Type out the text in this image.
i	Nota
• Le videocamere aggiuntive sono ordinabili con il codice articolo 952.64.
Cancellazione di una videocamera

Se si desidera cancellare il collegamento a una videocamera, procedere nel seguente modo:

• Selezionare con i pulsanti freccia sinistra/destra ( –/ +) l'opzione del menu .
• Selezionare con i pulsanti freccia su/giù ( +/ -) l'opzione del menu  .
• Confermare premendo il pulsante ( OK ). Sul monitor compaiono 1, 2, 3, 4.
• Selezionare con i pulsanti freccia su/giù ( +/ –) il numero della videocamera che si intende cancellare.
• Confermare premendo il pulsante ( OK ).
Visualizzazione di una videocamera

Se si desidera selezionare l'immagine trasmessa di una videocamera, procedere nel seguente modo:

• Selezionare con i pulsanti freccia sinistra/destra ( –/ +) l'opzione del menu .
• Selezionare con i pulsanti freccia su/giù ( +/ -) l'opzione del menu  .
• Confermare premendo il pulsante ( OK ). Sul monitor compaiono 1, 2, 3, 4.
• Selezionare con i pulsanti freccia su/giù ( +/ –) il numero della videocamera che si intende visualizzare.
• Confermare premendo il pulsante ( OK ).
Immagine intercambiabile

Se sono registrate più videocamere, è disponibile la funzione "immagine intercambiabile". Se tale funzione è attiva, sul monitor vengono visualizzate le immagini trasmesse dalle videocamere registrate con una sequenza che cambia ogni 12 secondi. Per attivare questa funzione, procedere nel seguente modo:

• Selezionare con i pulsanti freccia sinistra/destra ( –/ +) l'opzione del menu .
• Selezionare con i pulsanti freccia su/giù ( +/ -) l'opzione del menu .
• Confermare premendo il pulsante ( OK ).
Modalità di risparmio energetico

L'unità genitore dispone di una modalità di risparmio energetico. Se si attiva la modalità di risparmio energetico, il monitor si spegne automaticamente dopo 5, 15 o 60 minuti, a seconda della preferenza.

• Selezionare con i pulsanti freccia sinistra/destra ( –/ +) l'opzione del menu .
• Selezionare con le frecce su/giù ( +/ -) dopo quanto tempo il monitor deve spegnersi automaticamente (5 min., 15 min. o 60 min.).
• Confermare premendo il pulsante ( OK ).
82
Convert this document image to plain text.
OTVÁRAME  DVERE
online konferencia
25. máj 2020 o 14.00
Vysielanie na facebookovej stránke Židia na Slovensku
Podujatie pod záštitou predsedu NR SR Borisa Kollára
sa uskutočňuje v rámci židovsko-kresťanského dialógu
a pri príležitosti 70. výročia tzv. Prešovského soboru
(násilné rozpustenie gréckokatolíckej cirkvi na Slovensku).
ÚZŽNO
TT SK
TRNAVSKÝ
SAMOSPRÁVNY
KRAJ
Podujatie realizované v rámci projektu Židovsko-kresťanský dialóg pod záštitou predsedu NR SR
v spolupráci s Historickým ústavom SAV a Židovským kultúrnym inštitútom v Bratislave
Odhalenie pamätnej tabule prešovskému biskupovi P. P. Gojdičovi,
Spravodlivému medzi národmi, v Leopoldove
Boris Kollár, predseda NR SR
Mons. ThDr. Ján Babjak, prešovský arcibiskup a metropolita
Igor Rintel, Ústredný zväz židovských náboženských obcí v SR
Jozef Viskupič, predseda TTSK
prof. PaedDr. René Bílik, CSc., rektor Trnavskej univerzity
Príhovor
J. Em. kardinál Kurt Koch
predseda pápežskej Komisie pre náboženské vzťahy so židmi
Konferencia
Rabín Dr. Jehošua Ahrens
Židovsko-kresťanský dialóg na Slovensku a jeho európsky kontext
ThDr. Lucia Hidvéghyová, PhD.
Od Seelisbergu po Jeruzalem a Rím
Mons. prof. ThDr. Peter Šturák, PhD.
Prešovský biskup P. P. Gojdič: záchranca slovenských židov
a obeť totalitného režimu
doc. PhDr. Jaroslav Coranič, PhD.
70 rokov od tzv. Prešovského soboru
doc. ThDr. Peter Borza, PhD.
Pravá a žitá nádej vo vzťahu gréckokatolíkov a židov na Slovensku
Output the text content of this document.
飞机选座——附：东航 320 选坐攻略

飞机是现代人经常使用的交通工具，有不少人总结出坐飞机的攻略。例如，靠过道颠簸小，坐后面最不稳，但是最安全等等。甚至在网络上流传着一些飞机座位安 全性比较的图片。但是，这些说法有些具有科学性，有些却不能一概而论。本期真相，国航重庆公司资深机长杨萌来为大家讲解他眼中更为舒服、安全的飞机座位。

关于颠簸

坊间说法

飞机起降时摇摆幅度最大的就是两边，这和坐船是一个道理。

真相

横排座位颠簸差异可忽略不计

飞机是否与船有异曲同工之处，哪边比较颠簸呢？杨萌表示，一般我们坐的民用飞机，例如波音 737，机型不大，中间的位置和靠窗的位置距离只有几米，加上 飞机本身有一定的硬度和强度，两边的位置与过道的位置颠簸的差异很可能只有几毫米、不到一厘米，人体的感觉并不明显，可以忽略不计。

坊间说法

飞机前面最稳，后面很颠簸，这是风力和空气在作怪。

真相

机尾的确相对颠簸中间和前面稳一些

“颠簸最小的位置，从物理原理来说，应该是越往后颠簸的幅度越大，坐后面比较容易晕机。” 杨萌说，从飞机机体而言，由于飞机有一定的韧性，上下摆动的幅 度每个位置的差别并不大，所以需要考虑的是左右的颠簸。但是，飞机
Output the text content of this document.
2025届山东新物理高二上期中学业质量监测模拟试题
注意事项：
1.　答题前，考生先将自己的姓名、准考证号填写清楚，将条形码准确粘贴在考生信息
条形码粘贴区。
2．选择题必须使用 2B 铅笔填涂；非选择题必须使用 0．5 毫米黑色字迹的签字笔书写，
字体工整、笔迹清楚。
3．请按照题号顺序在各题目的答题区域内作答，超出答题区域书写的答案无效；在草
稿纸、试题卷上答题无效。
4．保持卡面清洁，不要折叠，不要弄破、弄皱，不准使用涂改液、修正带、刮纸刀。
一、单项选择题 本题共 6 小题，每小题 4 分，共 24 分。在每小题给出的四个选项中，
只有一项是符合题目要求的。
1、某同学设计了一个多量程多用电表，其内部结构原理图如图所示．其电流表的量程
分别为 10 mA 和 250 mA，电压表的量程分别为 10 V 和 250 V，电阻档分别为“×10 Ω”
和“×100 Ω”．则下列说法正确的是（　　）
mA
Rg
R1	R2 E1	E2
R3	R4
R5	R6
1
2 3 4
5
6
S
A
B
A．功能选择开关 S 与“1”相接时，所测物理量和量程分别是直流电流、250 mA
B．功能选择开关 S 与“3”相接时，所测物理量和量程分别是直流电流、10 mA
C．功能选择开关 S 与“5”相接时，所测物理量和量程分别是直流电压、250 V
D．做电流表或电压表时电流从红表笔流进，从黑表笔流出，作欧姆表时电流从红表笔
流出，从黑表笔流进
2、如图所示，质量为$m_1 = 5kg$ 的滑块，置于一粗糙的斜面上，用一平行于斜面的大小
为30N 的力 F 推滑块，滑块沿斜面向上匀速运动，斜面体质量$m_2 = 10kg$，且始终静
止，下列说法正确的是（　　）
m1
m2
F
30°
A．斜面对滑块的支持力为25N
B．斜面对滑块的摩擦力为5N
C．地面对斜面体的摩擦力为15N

◆ ◆ ◆ ◆ ◆ ◆ ◆

From the records above, pick out and copy each line holding the word "numero".

• Selezionare con i pulsanti freccia su/giù ( +/ –) il numero della videocamera che si intende cancellare.
• Selezionare con i pulsanti freccia su/giù ( +/ –) il numero della videocamera che si intende visualizzare.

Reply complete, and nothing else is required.